(Collected data)

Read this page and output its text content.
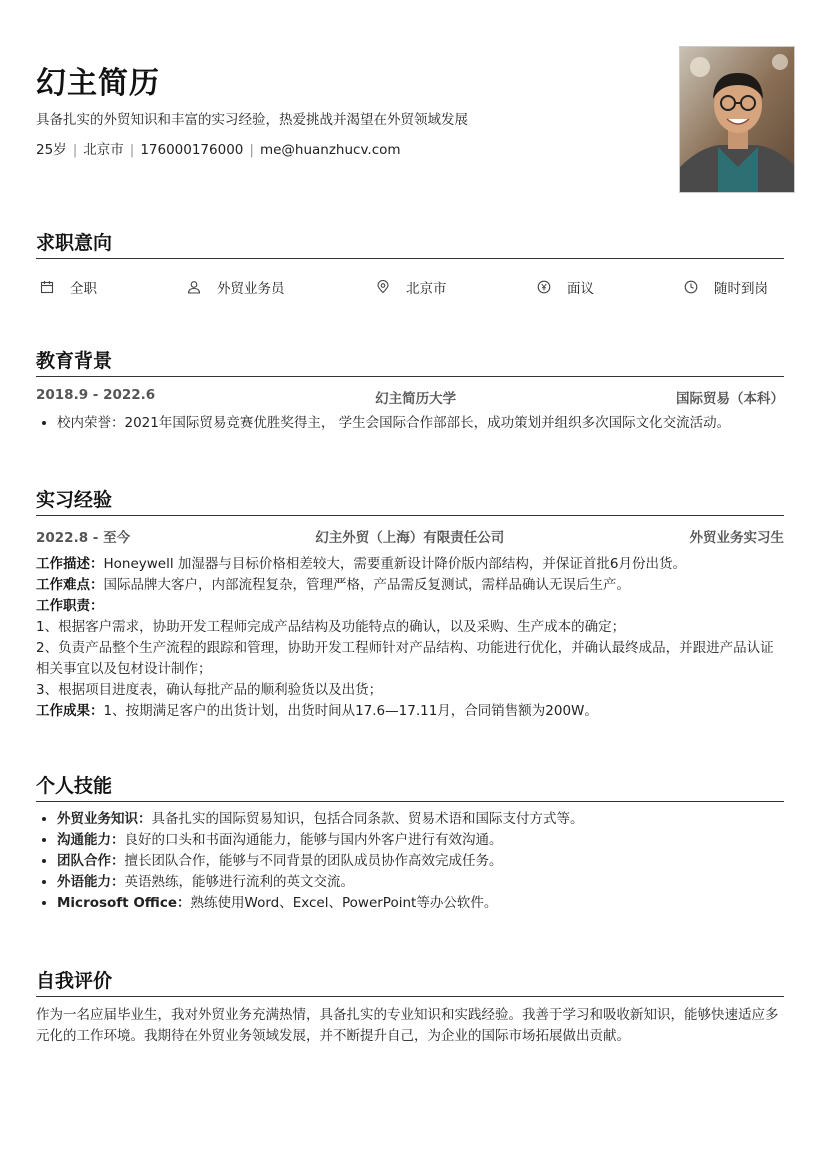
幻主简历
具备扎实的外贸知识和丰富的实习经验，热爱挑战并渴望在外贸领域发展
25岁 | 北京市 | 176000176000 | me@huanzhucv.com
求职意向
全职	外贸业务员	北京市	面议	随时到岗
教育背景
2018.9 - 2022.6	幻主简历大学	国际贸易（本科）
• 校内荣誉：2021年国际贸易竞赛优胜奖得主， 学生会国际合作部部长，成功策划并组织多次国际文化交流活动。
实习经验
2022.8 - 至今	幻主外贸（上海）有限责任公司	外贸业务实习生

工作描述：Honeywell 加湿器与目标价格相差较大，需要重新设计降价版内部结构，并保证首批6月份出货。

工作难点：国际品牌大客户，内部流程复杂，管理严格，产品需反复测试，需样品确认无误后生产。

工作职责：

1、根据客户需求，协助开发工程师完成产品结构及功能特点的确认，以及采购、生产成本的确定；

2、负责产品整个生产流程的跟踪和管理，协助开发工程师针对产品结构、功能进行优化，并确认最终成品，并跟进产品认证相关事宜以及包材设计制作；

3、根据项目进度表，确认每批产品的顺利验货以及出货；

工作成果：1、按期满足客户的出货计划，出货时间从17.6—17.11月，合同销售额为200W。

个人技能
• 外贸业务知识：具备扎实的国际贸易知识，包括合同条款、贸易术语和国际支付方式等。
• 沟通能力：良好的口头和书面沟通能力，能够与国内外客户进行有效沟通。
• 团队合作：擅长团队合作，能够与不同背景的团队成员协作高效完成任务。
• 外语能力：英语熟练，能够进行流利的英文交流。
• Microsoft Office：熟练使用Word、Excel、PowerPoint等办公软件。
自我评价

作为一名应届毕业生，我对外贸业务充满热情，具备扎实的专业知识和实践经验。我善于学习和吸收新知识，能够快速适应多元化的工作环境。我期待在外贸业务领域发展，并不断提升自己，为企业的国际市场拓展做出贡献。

==

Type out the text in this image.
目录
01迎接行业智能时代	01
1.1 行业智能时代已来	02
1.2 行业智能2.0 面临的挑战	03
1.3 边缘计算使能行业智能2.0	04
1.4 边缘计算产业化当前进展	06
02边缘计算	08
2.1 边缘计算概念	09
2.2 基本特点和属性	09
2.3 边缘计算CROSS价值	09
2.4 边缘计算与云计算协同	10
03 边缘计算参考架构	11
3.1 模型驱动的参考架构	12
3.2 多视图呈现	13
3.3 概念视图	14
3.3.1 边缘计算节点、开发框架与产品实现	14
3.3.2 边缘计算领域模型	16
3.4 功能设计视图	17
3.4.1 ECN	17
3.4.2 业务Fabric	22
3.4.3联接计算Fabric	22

■ WORK REQUIRED: Say how many lines have the string "text" in them, offering no words beyond the number.

■ TASK RESULT: 2